> EXERCISE DESCRIPTION: Every line with the string "Waves" should be gathered.
START INPUT DATA
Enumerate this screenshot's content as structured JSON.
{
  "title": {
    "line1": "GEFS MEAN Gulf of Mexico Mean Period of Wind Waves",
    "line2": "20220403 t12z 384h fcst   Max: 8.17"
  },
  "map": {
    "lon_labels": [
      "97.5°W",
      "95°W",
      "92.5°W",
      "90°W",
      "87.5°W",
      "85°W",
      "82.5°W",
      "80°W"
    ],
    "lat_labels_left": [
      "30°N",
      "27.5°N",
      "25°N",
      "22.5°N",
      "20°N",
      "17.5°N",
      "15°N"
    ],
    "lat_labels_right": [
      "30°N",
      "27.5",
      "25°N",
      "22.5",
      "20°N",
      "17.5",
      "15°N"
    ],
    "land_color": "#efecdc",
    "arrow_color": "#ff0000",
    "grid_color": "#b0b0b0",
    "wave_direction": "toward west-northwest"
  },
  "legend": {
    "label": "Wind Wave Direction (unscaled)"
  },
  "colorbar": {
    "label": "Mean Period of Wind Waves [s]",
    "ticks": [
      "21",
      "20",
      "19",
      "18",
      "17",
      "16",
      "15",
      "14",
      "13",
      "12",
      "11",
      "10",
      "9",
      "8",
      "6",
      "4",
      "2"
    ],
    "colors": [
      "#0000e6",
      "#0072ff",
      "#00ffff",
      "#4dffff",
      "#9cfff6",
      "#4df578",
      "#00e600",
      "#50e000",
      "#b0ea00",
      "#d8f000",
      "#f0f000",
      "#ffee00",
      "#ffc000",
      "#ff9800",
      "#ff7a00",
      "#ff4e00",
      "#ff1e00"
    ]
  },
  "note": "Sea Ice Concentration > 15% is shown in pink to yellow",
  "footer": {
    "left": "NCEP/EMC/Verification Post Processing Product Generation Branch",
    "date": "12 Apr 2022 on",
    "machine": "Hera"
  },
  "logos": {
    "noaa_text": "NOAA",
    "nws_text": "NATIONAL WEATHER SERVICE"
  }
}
END INPUT DATA
> EXERCISE ANSWER:
    "line1": "GEFS MEAN Gulf of Mexico Mean Period of Wind Waves",
    "label": "Mean Period of Wind Waves [s]",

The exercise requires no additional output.